What you have to do –
Return the full material exactly.

Raw records –
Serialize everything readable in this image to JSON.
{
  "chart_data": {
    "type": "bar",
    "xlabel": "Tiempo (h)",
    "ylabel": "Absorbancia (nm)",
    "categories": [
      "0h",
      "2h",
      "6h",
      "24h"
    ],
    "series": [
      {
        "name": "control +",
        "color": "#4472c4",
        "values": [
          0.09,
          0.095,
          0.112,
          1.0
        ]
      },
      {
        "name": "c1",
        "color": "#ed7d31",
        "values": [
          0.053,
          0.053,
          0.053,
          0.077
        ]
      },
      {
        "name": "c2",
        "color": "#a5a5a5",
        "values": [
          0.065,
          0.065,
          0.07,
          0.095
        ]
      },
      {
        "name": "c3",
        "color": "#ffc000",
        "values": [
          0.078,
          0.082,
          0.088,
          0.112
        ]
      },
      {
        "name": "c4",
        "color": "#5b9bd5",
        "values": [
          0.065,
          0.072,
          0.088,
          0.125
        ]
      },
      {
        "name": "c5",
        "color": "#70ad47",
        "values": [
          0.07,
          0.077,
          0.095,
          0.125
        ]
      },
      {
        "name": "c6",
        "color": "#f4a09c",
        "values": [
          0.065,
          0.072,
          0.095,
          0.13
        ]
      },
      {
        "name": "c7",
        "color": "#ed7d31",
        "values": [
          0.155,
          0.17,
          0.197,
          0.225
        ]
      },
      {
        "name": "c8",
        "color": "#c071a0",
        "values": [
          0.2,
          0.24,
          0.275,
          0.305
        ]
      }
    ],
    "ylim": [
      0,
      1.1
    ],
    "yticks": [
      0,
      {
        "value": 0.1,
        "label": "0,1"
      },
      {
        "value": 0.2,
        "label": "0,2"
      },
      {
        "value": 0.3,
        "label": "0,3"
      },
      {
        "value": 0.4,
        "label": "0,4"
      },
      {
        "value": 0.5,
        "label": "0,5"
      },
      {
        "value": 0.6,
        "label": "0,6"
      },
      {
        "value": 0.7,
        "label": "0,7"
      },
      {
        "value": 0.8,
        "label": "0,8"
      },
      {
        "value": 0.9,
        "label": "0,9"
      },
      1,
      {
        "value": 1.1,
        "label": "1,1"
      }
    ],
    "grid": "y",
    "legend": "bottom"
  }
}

Solution to this problem –
Serialize everything readable in this image to JSON.
{
  "chart_data": {
    "type": "bar",
    "xlabel": "Tiempo (h)",
    "ylabel": "Absorbancia (nm)",
    "categories": [
      "0h",
      "2h",
      "6h",
      "24h"
    ],
    "series": [
      {
        "name": "control +",
        "color": "#4472c4",
        "values": [
          0.09,
          0.095,
          0.112,
          1.0
        ]
      },
      {
        "name": "c1",
        "color": "#ed7d31",
        "values": [
          0.053,
          0.053,
          0.053,
          0.077
        ]
      },
      {
        "name": "c2",
        "color": "#a5a5a5",
        "values": [
          0.065,
          0.065,
          0.07,
          0.095
        ]
      },
      {
        "name": "c3",
        "color": "#ffc000",
        "values": [
          0.078,
          0.082,
          0.088,
          0.112
        ]
      },
      {
        "name": "c4",
        "color": "#5b9bd5",
        "values": [
          0.065,
          0.072,
          0.088,
          0.125
        ]
      },
      {
        "name": "c5",
        "color": "#70ad47",
        "values": [
          0.07,
          0.077,
          0.095,
          0.125
        ]
      },
      {
        "name": "c6",
        "color": "#f4a09c",
        "values": [
          0.065,
          0.072,
          0.095,
          0.13
        ]
      },
      {
        "name": "c7",
        "color": "#ed7d31",
        "values": [
          0.155,
          0.17,
          0.197,
          0.225
        ]
      },
      {
        "name": "c8",
        "color": "#c071a0",
        "values": [
          0.2,
          0.24,
          0.275,
          0.305
        ]
      }
    ],
    "ylim": [
      0,
      1.1
    ],
    "yticks": [
      0,
      {
        "value": 0.1,
        "label": "0,1"
      },
      {
        "value": 0.2,
        "label": "0,2"
      },
      {
        "value": 0.3,
        "label": "0,3"
      },
      {
        "value": 0.4,
        "label": "0,4"
      },
      {
        "value": 0.5,
        "label": "0,5"
      },
      {
        "value": 0.6,
        "label": "0,6"
      },
      {
        "value": 0.7,
        "label": "0,7"
      },
      {
        "value": 0.8,
        "label": "0,8"
      },
      {
        "value": 0.9,
        "label": "0,9"
      },
      1,
      {
        "value": 1.1,
        "label": "1,1"
      }
    ],
    "grid": "y",
    "legend": "bottom"
  }
}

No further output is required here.